:: What is required ::
In this exercise, reproduce all the entries that follow exactly.

━━━━━━━━━━━━━━━━

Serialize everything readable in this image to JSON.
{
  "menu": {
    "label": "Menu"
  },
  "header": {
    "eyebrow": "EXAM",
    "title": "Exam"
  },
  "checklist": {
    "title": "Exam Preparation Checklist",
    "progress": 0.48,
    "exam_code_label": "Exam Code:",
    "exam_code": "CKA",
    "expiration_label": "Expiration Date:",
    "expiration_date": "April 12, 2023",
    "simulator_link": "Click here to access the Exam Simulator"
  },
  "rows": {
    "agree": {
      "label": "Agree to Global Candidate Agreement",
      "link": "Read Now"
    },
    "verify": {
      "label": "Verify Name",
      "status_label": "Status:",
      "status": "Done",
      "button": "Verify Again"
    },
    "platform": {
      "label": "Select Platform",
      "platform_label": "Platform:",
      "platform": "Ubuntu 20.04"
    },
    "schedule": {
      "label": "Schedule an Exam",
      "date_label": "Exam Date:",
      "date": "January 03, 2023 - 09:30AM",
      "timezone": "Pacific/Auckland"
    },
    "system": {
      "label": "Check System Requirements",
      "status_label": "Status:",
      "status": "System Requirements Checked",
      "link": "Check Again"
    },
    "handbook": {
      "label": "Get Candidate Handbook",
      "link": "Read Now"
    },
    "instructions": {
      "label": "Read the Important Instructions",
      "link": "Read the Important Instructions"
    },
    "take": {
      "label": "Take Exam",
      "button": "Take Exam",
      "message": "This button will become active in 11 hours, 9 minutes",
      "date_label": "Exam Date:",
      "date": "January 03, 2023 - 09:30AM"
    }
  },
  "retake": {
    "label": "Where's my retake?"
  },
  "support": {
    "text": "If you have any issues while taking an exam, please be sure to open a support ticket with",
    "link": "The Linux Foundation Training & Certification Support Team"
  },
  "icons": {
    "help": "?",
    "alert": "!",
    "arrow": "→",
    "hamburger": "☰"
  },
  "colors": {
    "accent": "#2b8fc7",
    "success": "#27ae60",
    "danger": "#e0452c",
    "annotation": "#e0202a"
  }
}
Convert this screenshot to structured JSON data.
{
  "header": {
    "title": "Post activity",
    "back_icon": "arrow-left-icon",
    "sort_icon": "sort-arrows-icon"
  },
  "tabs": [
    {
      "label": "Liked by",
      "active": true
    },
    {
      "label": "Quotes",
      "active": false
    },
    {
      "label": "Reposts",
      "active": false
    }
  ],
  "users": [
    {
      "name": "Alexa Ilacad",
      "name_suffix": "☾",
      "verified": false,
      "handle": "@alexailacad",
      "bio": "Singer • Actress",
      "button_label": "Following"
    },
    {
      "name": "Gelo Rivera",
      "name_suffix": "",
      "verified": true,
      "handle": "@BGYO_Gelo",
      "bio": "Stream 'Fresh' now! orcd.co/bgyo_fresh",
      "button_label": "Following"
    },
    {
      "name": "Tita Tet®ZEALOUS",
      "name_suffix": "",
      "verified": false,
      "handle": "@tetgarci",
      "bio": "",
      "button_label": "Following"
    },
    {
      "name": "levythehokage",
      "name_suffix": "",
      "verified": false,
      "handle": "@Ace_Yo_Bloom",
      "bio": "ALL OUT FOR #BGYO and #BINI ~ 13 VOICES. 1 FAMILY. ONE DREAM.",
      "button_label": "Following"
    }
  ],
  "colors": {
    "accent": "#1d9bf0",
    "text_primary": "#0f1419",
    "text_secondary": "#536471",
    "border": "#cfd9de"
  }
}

━━━━━━━━━━━━━━━━

:: The result ::
Serialize everything readable in this image to JSON.
{
  "menu": {
    "label": "Menu"
  },
  "header": {
    "eyebrow": "EXAM",
    "title": "Exam"
  },
  "checklist": {
    "title": "Exam Preparation Checklist",
    "progress": 0.48,
    "exam_code_label": "Exam Code:",
    "exam_code": "CKA",
    "expiration_label": "Expiration Date:",
    "expiration_date": "April 12, 2023",
    "simulator_link": "Click here to access the Exam Simulator"
  },
  "rows": {
    "agree": {
      "label": "Agree to Global Candidate Agreement",
      "link": "Read Now"
    },
    "verify": {
      "label": "Verify Name",
      "status_label": "Status:",
      "status": "Done",
      "button": "Verify Again"
    },
    "platform": {
      "label": "Select Platform",
      "platform_label": "Platform:",
      "platform": "Ubuntu 20.04"
    },
    "schedule": {
      "label": "Schedule an Exam",
      "date_label": "Exam Date:",
      "date": "January 03, 2023 - 09:30AM",
      "timezone": "Pacific/Auckland"
    },
    "system": {
      "label": "Check System Requirements",
      "status_label": "Status:",
      "status": "System Requirements Checked",
      "link": "Check Again"
    },
    "handbook": {
      "label": "Get Candidate Handbook",
      "link": "Read Now"
    },
    "instructions": {
      "label": "Read the Important Instructions",
      "link": "Read the Important Instructions"
    },
    "take": {
      "label": "Take Exam",
      "button": "Take Exam",
      "message": "This button will become active in 11 hours, 9 minutes",
      "date_label": "Exam Date:",
      "date": "January 03, 2023 - 09:30AM"
    }
  },
  "retake": {
    "label": "Where's my retake?"
  },
  "support": {
    "text": "If you have any issues while taking an exam, please be sure to open a support ticket with",
    "link": "The Linux Foundation Training & Certification Support Team"
  },
  "icons": {
    "help": "?",
    "alert": "!",
    "arrow": "→",
    "hamburger": "☰"
  },
  "colors": {
    "accent": "#2b8fc7",
    "success": "#27ae60",
    "danger": "#e0452c",
    "annotation": "#e0202a"
  }
}
Convert this screenshot to structured JSON data.
{
  "header": {
    "title": "Post activity",
    "back_icon": "arrow-left-icon",
    "sort_icon": "sort-arrows-icon"
  },
  "tabs": [
    {
      "label": "Liked by",
      "active": true
    },
    {
      "label": "Quotes",
      "active": false
    },
    {
      "label": "Reposts",
      "active": false
    }
  ],
  "users": [
    {
      "name": "Alexa Ilacad",
      "name_suffix": "☾",
      "verified": false,
      "handle": "@alexailacad",
      "bio": "Singer • Actress",
      "button_label": "Following"
    },
    {
      "name": "Gelo Rivera",
      "name_suffix": "",
      "verified": true,
      "handle": "@BGYO_Gelo",
      "bio": "Stream 'Fresh' now! orcd.co/bgyo_fresh",
      "button_label": "Following"
    },
    {
      "name": "Tita Tet®ZEALOUS",
      "name_suffix": "",
      "verified": false,
      "handle": "@tetgarci",
      "bio": "",
      "button_label": "Following"
    },
    {
      "name": "levythehokage",
      "name_suffix": "",
      "verified": false,
      "handle": "@Ace_Yo_Bloom",
      "bio": "ALL OUT FOR #BGYO and #BINI ~ 13 VOICES. 1 FAMILY. ONE DREAM.",
      "button_label": "Following"
    }
  ],
  "colors": {
    "accent": "#1d9bf0",
    "text_primary": "#0f1419",
    "text_secondary": "#536471",
    "border": "#cfd9de"
  }
}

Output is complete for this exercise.